DATA PROVIDED »
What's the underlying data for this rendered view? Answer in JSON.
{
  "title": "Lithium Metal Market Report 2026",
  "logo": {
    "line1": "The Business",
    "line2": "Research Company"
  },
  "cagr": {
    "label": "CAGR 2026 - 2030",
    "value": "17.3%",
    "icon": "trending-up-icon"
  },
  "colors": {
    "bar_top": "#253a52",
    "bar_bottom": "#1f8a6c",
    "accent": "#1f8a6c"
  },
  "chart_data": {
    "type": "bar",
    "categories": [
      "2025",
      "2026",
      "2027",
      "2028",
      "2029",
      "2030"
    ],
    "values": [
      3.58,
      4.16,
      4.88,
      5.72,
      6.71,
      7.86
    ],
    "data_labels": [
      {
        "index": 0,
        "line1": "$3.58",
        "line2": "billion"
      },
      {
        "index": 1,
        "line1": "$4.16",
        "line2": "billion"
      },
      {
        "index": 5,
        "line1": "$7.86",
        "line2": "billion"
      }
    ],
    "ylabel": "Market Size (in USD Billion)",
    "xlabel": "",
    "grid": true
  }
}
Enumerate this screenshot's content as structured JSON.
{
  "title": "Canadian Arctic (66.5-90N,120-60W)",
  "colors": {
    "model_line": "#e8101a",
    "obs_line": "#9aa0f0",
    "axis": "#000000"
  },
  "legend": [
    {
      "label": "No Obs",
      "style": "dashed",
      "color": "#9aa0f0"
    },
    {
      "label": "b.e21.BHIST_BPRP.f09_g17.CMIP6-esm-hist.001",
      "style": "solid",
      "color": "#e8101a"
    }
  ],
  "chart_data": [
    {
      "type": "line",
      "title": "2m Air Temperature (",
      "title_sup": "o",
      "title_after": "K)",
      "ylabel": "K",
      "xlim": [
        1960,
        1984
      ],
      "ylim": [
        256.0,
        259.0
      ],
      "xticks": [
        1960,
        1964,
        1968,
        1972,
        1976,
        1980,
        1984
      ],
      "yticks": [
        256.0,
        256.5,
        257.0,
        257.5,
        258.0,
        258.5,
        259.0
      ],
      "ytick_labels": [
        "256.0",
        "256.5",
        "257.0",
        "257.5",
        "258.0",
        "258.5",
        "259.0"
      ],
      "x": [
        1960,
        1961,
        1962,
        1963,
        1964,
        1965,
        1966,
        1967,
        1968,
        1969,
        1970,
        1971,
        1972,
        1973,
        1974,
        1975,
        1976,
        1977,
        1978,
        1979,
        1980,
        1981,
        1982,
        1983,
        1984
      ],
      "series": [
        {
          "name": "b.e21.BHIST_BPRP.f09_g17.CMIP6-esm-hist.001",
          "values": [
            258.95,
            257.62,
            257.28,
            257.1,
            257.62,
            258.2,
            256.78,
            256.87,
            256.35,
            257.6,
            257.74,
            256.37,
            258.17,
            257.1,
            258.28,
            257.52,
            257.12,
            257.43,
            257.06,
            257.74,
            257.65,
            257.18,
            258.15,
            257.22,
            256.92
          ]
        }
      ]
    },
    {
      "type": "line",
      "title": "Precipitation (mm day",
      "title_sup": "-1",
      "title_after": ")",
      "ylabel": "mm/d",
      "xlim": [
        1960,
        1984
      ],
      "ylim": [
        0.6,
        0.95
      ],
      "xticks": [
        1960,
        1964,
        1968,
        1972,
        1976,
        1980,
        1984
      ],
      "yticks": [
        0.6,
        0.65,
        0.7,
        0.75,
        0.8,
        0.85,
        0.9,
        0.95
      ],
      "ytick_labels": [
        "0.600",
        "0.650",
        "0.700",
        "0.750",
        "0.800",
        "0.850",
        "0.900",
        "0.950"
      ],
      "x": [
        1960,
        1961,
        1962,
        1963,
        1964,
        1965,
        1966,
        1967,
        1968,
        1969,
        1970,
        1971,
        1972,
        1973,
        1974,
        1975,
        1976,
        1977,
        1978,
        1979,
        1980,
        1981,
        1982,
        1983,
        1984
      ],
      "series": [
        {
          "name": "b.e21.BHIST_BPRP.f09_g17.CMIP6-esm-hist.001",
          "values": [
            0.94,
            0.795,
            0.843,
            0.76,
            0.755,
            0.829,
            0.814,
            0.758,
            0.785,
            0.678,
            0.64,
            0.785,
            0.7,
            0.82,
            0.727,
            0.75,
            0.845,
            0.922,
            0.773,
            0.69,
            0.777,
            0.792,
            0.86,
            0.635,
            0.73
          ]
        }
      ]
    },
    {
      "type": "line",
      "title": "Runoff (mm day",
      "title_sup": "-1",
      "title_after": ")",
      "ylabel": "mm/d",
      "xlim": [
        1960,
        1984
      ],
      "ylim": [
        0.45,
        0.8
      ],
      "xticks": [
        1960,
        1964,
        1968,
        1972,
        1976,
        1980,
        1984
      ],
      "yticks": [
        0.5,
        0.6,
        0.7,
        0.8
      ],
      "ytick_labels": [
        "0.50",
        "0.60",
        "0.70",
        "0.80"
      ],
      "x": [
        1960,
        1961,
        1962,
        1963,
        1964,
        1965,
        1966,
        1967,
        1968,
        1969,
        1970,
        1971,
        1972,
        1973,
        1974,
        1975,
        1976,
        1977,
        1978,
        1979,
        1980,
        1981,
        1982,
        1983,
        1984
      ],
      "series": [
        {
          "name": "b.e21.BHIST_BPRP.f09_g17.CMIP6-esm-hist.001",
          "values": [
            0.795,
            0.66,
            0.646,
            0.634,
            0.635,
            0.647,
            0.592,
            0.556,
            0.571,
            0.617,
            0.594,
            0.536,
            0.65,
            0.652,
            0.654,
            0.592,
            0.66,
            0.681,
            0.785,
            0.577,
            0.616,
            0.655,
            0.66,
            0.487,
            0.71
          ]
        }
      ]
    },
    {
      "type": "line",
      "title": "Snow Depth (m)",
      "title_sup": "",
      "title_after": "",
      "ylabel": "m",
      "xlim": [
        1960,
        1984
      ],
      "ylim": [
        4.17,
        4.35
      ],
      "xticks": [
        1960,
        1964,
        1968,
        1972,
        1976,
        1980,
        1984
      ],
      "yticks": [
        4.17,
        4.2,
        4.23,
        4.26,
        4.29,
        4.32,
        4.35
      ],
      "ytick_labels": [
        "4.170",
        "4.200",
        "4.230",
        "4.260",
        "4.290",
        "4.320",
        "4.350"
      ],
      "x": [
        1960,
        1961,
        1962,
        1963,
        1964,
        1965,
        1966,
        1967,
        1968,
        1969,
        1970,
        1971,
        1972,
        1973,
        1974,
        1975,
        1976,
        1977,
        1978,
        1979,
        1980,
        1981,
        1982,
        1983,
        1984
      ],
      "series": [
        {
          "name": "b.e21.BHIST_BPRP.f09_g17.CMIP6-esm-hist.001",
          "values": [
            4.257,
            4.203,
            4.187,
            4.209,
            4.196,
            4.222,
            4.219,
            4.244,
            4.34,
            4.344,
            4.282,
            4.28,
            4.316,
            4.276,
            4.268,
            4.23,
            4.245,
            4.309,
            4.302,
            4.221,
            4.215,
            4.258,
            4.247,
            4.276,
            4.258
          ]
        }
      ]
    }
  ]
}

GIVEN REQUEST »
Ascertain the number of lines in the entries that include the word "JSON", and report only that number.

ANSWER »
2